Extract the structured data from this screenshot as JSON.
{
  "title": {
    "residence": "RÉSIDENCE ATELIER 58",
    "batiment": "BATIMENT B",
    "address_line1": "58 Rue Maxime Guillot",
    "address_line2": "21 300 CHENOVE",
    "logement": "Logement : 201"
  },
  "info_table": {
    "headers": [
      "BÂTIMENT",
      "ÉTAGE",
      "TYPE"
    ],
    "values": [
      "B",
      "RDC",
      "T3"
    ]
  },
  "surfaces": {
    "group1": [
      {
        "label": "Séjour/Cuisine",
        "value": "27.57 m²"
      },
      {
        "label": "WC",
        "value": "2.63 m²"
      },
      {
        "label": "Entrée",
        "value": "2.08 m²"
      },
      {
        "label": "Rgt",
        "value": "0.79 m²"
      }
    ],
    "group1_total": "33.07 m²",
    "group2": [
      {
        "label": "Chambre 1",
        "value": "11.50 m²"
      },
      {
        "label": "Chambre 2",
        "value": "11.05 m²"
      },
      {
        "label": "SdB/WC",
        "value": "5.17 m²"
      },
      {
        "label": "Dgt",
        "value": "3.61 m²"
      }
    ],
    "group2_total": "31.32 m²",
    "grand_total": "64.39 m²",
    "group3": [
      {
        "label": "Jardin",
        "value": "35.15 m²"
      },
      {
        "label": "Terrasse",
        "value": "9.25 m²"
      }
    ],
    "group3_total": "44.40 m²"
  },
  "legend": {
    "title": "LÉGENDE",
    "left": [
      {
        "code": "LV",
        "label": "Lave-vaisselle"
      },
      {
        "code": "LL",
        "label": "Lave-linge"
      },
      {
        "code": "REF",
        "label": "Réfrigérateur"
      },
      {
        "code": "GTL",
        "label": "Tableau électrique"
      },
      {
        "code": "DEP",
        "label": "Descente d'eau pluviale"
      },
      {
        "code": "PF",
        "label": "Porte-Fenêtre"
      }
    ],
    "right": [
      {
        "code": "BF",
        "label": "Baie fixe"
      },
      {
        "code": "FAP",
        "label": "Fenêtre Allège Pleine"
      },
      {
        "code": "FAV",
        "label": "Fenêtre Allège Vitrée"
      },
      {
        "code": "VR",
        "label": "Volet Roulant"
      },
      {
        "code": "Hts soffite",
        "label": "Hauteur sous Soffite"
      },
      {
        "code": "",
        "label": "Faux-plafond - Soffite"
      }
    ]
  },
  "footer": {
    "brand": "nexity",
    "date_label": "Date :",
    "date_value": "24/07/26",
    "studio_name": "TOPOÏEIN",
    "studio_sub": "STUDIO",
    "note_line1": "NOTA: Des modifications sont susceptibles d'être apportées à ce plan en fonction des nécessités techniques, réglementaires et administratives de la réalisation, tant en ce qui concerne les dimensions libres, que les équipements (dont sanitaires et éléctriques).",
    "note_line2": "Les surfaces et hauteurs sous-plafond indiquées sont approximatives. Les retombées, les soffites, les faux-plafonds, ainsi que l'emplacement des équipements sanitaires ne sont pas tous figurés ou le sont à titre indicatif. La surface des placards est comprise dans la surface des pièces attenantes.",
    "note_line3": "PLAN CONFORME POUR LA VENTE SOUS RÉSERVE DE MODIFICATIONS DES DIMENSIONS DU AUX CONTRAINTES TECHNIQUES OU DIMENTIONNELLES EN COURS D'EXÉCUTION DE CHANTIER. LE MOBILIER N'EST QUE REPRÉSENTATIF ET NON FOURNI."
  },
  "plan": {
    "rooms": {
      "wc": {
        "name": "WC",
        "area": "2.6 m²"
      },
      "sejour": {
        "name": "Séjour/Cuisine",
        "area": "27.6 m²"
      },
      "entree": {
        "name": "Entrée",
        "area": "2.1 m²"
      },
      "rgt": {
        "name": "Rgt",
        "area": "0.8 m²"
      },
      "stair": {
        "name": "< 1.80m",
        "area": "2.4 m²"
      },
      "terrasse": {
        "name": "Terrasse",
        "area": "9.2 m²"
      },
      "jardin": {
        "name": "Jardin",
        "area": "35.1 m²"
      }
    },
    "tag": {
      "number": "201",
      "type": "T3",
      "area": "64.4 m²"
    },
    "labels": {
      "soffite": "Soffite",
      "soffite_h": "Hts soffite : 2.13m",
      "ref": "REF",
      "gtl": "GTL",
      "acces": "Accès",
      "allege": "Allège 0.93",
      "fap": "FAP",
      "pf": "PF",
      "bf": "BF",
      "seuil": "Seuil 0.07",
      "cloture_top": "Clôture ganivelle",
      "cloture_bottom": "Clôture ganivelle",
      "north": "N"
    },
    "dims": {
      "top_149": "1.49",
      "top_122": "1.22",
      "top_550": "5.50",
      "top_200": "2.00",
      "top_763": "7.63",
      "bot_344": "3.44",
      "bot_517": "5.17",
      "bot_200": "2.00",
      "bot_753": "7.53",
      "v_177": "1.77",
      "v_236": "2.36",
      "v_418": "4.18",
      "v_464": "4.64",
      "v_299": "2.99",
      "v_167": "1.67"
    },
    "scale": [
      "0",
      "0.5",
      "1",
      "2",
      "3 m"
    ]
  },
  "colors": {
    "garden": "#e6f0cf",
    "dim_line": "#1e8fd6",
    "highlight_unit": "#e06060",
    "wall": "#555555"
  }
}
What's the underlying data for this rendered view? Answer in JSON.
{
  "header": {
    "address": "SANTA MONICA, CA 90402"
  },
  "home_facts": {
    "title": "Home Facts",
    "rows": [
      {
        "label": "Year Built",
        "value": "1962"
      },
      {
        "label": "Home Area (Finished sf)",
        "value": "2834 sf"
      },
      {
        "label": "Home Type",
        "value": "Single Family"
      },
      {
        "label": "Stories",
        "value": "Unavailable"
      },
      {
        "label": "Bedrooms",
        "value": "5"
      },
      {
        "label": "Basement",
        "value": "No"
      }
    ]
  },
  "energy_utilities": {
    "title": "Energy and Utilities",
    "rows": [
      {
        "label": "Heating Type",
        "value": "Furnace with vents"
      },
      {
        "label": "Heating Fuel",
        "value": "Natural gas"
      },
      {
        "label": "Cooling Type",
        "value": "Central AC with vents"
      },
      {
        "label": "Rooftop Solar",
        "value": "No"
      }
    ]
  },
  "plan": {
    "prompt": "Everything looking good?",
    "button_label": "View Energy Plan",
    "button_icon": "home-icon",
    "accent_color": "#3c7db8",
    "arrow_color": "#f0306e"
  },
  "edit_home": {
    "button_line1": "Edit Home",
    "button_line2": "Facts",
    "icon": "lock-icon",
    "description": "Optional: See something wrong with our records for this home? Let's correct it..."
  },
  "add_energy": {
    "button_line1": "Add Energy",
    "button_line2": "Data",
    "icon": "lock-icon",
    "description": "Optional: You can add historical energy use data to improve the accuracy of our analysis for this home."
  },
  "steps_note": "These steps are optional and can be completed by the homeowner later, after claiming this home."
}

**Written request**
Output all of the data again. Match it exactly.

**Task result**
Extract the structured data from this screenshot as JSON.
{
  "title": {
    "residence": "RÉSIDENCE ATELIER 58",
    "batiment": "BATIMENT B",
    "address_line1": "58 Rue Maxime Guillot",
    "address_line2": "21 300 CHENOVE",
    "logement": "Logement : 201"
  },
  "info_table": {
    "headers": [
      "BÂTIMENT",
      "ÉTAGE",
      "TYPE"
    ],
    "values": [
      "B",
      "RDC",
      "T3"
    ]
  },
  "surfaces": {
    "group1": [
      {
        "label": "Séjour/Cuisine",
        "value": "27.57 m²"
      },
      {
        "label": "WC",
        "value": "2.63 m²"
      },
      {
        "label": "Entrée",
        "value": "2.08 m²"
      },
      {
        "label": "Rgt",
        "value": "0.79 m²"
      }
    ],
    "group1_total": "33.07 m²",
    "group2": [
      {
        "label": "Chambre 1",
        "value": "11.50 m²"
      },
      {
        "label": "Chambre 2",
        "value": "11.05 m²"
      },
      {
        "label": "SdB/WC",
        "value": "5.17 m²"
      },
      {
        "label": "Dgt",
        "value": "3.61 m²"
      }
    ],
    "group2_total": "31.32 m²",
    "grand_total": "64.39 m²",
    "group3": [
      {
        "label": "Jardin",
        "value": "35.15 m²"
      },
      {
        "label": "Terrasse",
        "value": "9.25 m²"
      }
    ],
    "group3_total": "44.40 m²"
  },
  "legend": {
    "title": "LÉGENDE",
    "left": [
      {
        "code": "LV",
        "label": "Lave-vaisselle"
      },
      {
        "code": "LL",
        "label": "Lave-linge"
      },
      {
        "code": "REF",
        "label": "Réfrigérateur"
      },
      {
        "code": "GTL",
        "label": "Tableau électrique"
      },
      {
        "code": "DEP",
        "label": "Descente d'eau pluviale"
      },
      {
        "code": "PF",
        "label": "Porte-Fenêtre"
      }
    ],
    "right": [
      {
        "code": "BF",
        "label": "Baie fixe"
      },
      {
        "code": "FAP",
        "label": "Fenêtre Allège Pleine"
      },
      {
        "code": "FAV",
        "label": "Fenêtre Allège Vitrée"
      },
      {
        "code": "VR",
        "label": "Volet Roulant"
      },
      {
        "code": "Hts soffite",
        "label": "Hauteur sous Soffite"
      },
      {
        "code": "",
        "label": "Faux-plafond - Soffite"
      }
    ]
  },
  "footer": {
    "brand": "nexity",
    "date_label": "Date :",
    "date_value": "24/07/26",
    "studio_name": "TOPOÏEIN",
    "studio_sub": "STUDIO",
    "note_line1": "NOTA: Des modifications sont susceptibles d'être apportées à ce plan en fonction des nécessités techniques, réglementaires et administratives de la réalisation, tant en ce qui concerne les dimensions libres, que les équipements (dont sanitaires et éléctriques).",
    "note_line2": "Les surfaces et hauteurs sous-plafond indiquées sont approximatives. Les retombées, les soffites, les faux-plafonds, ainsi que l'emplacement des équipements sanitaires ne sont pas tous figurés ou le sont à titre indicatif. La surface des placards est comprise dans la surface des pièces attenantes.",
    "note_line3": "PLAN CONFORME POUR LA VENTE SOUS RÉSERVE DE MODIFICATIONS DES DIMENSIONS DU AUX CONTRAINTES TECHNIQUES OU DIMENTIONNELLES EN COURS D'EXÉCUTION DE CHANTIER. LE MOBILIER N'EST QUE REPRÉSENTATIF ET NON FOURNI."
  },
  "plan": {
    "rooms": {
      "wc": {
        "name": "WC",
        "area": "2.6 m²"
      },
      "sejour": {
        "name": "Séjour/Cuisine",
        "area": "27.6 m²"
      },
      "entree": {
        "name": "Entrée",
        "area": "2.1 m²"
      },
      "rgt": {
        "name": "Rgt",
        "area": "0.8 m²"
      },
      "stair": {
        "name": "< 1.80m",
        "area": "2.4 m²"
      },
      "terrasse": {
        "name": "Terrasse",
        "area": "9.2 m²"
      },
      "jardin": {
        "name": "Jardin",
        "area": "35.1 m²"
      }
    },
    "tag": {
      "number": "201",
      "type": "T3",
      "area": "64.4 m²"
    },
    "labels": {
      "soffite": "Soffite",
      "soffite_h": "Hts soffite : 2.13m",
      "ref": "REF",
      "gtl": "GTL",
      "acces": "Accès",
      "allege": "Allège 0.93",
      "fap": "FAP",
      "pf": "PF",
      "bf": "BF",
      "seuil": "Seuil 0.07",
      "cloture_top": "Clôture ganivelle",
      "cloture_bottom": "Clôture ganivelle",
      "north": "N"
    },
    "dims": {
      "top_149": "1.49",
      "top_122": "1.22",
      "top_550": "5.50",
      "top_200": "2.00",
      "top_763": "7.63",
      "bot_344": "3.44",
      "bot_517": "5.17",
      "bot_200": "2.00",
      "bot_753": "7.53",
      "v_177": "1.77",
      "v_236": "2.36",
      "v_418": "4.18",
      "v_464": "4.64",
      "v_299": "2.99",
      "v_167": "1.67"
    },
    "scale": [
      "0",
      "0.5",
      "1",
      "2",
      "3 m"
    ]
  },
  "colors": {
    "garden": "#e6f0cf",
    "dim_line": "#1e8fd6",
    "highlight_unit": "#e06060",
    "wall": "#555555"
  }
}
What's the underlying data for this rendered view? Answer in JSON.
{
  "header": {
    "address": "SANTA MONICA, CA 90402"
  },
  "home_facts": {
    "title": "Home Facts",
    "rows": [
      {
        "label": "Year Built",
        "value": "1962"
      },
      {
        "label": "Home Area (Finished sf)",
        "value": "2834 sf"
      },
      {
        "label": "Home Type",
        "value": "Single Family"
      },
      {
        "label": "Stories",
        "value": "Unavailable"
      },
      {
        "label": "Bedrooms",
        "value": "5"
      },
      {
        "label": "Basement",
        "value": "No"
      }
    ]
  },
  "energy_utilities": {
    "title": "Energy and Utilities",
    "rows": [
      {
        "label": "Heating Type",
        "value": "Furnace with vents"
      },
      {
        "label": "Heating Fuel",
        "value": "Natural gas"
      },
      {
        "label": "Cooling Type",
        "value": "Central AC with vents"
      },
      {
        "label": "Rooftop Solar",
        "value": "No"
      }
    ]
  },
  "plan": {
    "prompt": "Everything looking good?",
    "button_label": "View Energy Plan",
    "button_icon": "home-icon",
    "accent_color": "#3c7db8",
    "arrow_color": "#f0306e"
  },
  "edit_home": {
    "button_line1": "Edit Home",
    "button_line2": "Facts",
    "icon": "lock-icon",
    "description": "Optional: See something wrong with our records for this home? Let's correct it..."
  },
  "add_energy": {
    "button_line1": "Add Energy",
    "button_line2": "Data",
    "icon": "lock-icon",
    "description": "Optional: You can add historical energy use data to improve the accuracy of our analysis for this home."
  },
  "steps_note": "These steps are optional and can be completed by the homeowner later, after claiming this home."
}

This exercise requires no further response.